# [What you should do]
Retype every entry word for word.

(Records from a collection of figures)
....................

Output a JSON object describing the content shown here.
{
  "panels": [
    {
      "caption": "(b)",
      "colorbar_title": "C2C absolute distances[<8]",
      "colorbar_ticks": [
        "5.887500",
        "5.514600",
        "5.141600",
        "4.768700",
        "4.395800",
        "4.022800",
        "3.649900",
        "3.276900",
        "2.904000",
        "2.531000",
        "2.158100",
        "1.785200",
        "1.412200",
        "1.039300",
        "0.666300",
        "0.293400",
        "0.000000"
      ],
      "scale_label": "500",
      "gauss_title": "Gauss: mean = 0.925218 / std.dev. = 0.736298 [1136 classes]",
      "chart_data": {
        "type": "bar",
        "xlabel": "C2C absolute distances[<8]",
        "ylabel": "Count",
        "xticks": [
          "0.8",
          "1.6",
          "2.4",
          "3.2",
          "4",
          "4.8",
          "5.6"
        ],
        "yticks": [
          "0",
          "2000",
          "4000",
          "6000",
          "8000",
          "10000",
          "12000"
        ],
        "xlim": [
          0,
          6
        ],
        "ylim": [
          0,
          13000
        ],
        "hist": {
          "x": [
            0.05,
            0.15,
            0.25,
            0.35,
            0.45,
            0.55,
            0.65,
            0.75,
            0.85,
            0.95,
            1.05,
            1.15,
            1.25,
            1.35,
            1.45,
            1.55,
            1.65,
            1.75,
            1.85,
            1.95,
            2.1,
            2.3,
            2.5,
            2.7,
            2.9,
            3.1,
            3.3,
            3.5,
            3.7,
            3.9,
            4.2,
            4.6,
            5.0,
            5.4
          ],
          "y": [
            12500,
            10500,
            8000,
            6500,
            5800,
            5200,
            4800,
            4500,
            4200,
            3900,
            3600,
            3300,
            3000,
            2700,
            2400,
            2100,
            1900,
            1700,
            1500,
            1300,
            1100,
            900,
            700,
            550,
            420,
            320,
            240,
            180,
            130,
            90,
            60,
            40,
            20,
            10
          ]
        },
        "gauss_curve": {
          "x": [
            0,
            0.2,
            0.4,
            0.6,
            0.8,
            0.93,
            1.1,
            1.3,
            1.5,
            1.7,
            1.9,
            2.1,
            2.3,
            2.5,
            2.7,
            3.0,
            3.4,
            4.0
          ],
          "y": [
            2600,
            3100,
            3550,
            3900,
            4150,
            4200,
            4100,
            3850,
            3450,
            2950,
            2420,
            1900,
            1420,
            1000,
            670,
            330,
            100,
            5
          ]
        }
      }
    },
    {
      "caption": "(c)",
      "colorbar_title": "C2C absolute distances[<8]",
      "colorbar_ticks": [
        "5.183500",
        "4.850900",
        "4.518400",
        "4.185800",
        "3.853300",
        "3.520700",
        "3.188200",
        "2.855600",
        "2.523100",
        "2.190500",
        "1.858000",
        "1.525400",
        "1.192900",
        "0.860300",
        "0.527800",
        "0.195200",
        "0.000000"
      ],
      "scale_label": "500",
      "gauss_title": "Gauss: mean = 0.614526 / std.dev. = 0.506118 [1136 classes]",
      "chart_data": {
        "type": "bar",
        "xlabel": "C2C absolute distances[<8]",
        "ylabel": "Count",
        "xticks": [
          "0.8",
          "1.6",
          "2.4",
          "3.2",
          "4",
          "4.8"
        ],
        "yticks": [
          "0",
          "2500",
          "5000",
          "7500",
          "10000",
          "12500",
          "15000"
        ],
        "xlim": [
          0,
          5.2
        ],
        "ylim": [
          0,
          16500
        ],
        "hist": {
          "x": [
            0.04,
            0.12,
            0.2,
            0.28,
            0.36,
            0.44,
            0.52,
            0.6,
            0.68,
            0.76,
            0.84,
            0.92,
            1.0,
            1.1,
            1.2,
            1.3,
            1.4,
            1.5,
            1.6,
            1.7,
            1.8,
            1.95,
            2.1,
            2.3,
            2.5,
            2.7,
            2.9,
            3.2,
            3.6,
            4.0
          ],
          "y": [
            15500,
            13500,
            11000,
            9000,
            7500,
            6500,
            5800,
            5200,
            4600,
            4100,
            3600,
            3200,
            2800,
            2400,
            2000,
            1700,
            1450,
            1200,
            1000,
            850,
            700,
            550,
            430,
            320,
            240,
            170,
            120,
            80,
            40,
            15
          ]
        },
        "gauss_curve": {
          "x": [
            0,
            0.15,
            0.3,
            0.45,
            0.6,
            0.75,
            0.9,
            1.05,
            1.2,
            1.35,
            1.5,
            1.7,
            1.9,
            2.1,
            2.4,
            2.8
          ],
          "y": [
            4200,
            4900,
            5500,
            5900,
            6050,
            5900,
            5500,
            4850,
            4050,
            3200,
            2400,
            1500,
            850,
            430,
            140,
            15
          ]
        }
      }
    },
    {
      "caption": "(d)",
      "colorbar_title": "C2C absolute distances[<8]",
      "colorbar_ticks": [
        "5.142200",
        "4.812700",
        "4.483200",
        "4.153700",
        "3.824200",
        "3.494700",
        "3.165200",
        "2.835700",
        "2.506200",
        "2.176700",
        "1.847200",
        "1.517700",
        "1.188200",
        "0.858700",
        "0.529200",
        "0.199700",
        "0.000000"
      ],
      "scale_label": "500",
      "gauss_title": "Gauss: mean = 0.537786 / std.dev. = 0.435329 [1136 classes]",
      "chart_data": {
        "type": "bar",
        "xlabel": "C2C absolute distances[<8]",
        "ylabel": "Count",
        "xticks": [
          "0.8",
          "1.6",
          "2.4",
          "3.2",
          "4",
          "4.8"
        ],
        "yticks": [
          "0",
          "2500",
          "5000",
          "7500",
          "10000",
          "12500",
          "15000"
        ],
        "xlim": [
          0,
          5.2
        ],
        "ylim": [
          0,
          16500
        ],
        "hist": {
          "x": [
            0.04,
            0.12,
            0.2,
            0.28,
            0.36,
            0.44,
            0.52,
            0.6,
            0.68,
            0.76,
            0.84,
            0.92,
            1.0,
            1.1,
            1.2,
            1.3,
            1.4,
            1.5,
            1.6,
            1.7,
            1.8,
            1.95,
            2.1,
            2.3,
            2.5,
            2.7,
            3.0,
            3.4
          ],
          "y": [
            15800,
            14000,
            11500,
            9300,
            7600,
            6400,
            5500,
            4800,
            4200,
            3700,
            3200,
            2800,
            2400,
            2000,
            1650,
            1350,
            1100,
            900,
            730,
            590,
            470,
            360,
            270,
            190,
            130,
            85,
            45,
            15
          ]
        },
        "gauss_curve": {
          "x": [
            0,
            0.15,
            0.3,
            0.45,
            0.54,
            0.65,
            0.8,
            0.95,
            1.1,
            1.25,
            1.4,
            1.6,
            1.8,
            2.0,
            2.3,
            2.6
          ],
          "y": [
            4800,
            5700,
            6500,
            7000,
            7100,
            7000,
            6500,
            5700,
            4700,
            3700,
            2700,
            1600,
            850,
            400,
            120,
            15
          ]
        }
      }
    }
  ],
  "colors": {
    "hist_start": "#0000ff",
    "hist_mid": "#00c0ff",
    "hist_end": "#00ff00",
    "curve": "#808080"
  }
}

....................

# [Finished task]
Output a JSON object describing the content shown here.
{
  "panels": [
    {
      "caption": "(b)",
      "colorbar_title": "C2C absolute distances[<8]",
      "colorbar_ticks": [
        "5.887500",
        "5.514600",
        "5.141600",
        "4.768700",
        "4.395800",
        "4.022800",
        "3.649900",
        "3.276900",
        "2.904000",
        "2.531000",
        "2.158100",
        "1.785200",
        "1.412200",
        "1.039300",
        "0.666300",
        "0.293400",
        "0.000000"
      ],
      "scale_label": "500",
      "gauss_title": "Gauss: mean = 0.925218 / std.dev. = 0.736298 [1136 classes]",
      "chart_data": {
        "type": "bar",
        "xlabel": "C2C absolute distances[<8]",
        "ylabel": "Count",
        "xticks": [
          "0.8",
          "1.6",
          "2.4",
          "3.2",
          "4",
          "4.8",
          "5.6"
        ],
        "yticks": [
          "0",
          "2000",
          "4000",
          "6000",
          "8000",
          "10000",
          "12000"
        ],
        "xlim": [
          0,
          6
        ],
        "ylim": [
          0,
          13000
        ],
        "hist": {
          "x": [
            0.05,
            0.15,
            0.25,
            0.35,
            0.45,
            0.55,
            0.65,
            0.75,
            0.85,
            0.95,
            1.05,
            1.15,
            1.25,
            1.35,
            1.45,
            1.55,
            1.65,
            1.75,
            1.85,
            1.95,
            2.1,
            2.3,
            2.5,
            2.7,
            2.9,
            3.1,
            3.3,
            3.5,
            3.7,
            3.9,
            4.2,
            4.6,
            5.0,
            5.4
          ],
          "y": [
            12500,
            10500,
            8000,
            6500,
            5800,
            5200,
            4800,
            4500,
            4200,
            3900,
            3600,
            3300,
            3000,
            2700,
            2400,
            2100,
            1900,
            1700,
            1500,
            1300,
            1100,
            900,
            700,
            550,
            420,
            320,
            240,
            180,
            130,
            90,
            60,
            40,
            20,
            10
          ]
        },
        "gauss_curve": {
          "x": [
            0,
            0.2,
            0.4,
            0.6,
            0.8,
            0.93,
            1.1,
            1.3,
            1.5,
            1.7,
            1.9,
            2.1,
            2.3,
            2.5,
            2.7,
            3.0,
            3.4,
            4.0
          ],
          "y": [
            2600,
            3100,
            3550,
            3900,
            4150,
            4200,
            4100,
            3850,
            3450,
            2950,
            2420,
            1900,
            1420,
            1000,
            670,
            330,
            100,
            5
          ]
        }
      }
    },
    {
      "caption": "(c)",
      "colorbar_title": "C2C absolute distances[<8]",
      "colorbar_ticks": [
        "5.183500",
        "4.850900",
        "4.518400",
        "4.185800",
        "3.853300",
        "3.520700",
        "3.188200",
        "2.855600",
        "2.523100",
        "2.190500",
        "1.858000",
        "1.525400",
        "1.192900",
        "0.860300",
        "0.527800",
        "0.195200",
        "0.000000"
      ],
      "scale_label": "500",
      "gauss_title": "Gauss: mean = 0.614526 / std.dev. = 0.506118 [1136 classes]",
      "chart_data": {
        "type": "bar",
        "xlabel": "C2C absolute distances[<8]",
        "ylabel": "Count",
        "xticks": [
          "0.8",
          "1.6",
          "2.4",
          "3.2",
          "4",
          "4.8"
        ],
        "yticks": [
          "0",
          "2500",
          "5000",
          "7500",
          "10000",
          "12500",
          "15000"
        ],
        "xlim": [
          0,
          5.2
        ],
        "ylim": [
          0,
          16500
        ],
        "hist": {
          "x": [
            0.04,
            0.12,
            0.2,
            0.28,
            0.36,
            0.44,
            0.52,
            0.6,
            0.68,
            0.76,
            0.84,
            0.92,
            1.0,
            1.1,
            1.2,
            1.3,
            1.4,
            1.5,
            1.6,
            1.7,
            1.8,
            1.95,
            2.1,
            2.3,
            2.5,
            2.7,
            2.9,
            3.2,
            3.6,
            4.0
          ],
          "y": [
            15500,
            13500,
            11000,
            9000,
            7500,
            6500,
            5800,
            5200,
            4600,
            4100,
            3600,
            3200,
            2800,
            2400,
            2000,
            1700,
            1450,
            1200,
            1000,
            850,
            700,
            550,
            430,
            320,
            240,
            170,
            120,
            80,
            40,
            15
          ]
        },
        "gauss_curve": {
          "x": [
            0,
            0.15,
            0.3,
            0.45,
            0.6,
            0.75,
            0.9,
            1.05,
            1.2,
            1.35,
            1.5,
            1.7,
            1.9,
            2.1,
            2.4,
            2.8
          ],
          "y": [
            4200,
            4900,
            5500,
            5900,
            6050,
            5900,
            5500,
            4850,
            4050,
            3200,
            2400,
            1500,
            850,
            430,
            140,
            15
          ]
        }
      }
    },
    {
      "caption": "(d)",
      "colorbar_title": "C2C absolute distances[<8]",
      "colorbar_ticks": [
        "5.142200",
        "4.812700",
        "4.483200",
        "4.153700",
        "3.824200",
        "3.494700",
        "3.165200",
        "2.835700",
        "2.506200",
        "2.176700",
        "1.847200",
        "1.517700",
        "1.188200",
        "0.858700",
        "0.529200",
        "0.199700",
        "0.000000"
      ],
      "scale_label": "500",
      "gauss_title": "Gauss: mean = 0.537786 / std.dev. = 0.435329 [1136 classes]",
      "chart_data": {
        "type": "bar",
        "xlabel": "C2C absolute distances[<8]",
        "ylabel": "Count",
        "xticks": [
          "0.8",
          "1.6",
          "2.4",
          "3.2",
          "4",
          "4.8"
        ],
        "yticks": [
          "0",
          "2500",
          "5000",
          "7500",
          "10000",
          "12500",
          "15000"
        ],
        "xlim": [
          0,
          5.2
        ],
        "ylim": [
          0,
          16500
        ],
        "hist": {
          "x": [
            0.04,
            0.12,
            0.2,
            0.28,
            0.36,
            0.44,
            0.52,
            0.6,
            0.68,
            0.76,
            0.84,
            0.92,
            1.0,
            1.1,
            1.2,
            1.3,
            1.4,
            1.5,
            1.6,
            1.7,
            1.8,
            1.95,
            2.1,
            2.3,
            2.5,
            2.7,
            3.0,
            3.4
          ],
          "y": [
            15800,
            14000,
            11500,
            9300,
            7600,
            6400,
            5500,
            4800,
            4200,
            3700,
            3200,
            2800,
            2400,
            2000,
            1650,
            1350,
            1100,
            900,
            730,
            590,
            470,
            360,
            270,
            190,
            130,
            85,
            45,
            15
          ]
        },
        "gauss_curve": {
          "x": [
            0,
            0.15,
            0.3,
            0.45,
            0.54,
            0.65,
            0.8,
            0.95,
            1.1,
            1.25,
            1.4,
            1.6,
            1.8,
            2.0,
            2.3,
            2.6
          ],
          "y": [
            4800,
            5700,
            6500,
            7000,
            7100,
            7000,
            6500,
            5700,
            4700,
            3700,
            2700,
            1600,
            850,
            400,
            120,
            15
          ]
        }
      }
    }
  ],
  "colors": {
    "hist_start": "#0000ff",
    "hist_mid": "#00c0ff",
    "hist_end": "#00ff00",
    "curve": "#808080"
  }
}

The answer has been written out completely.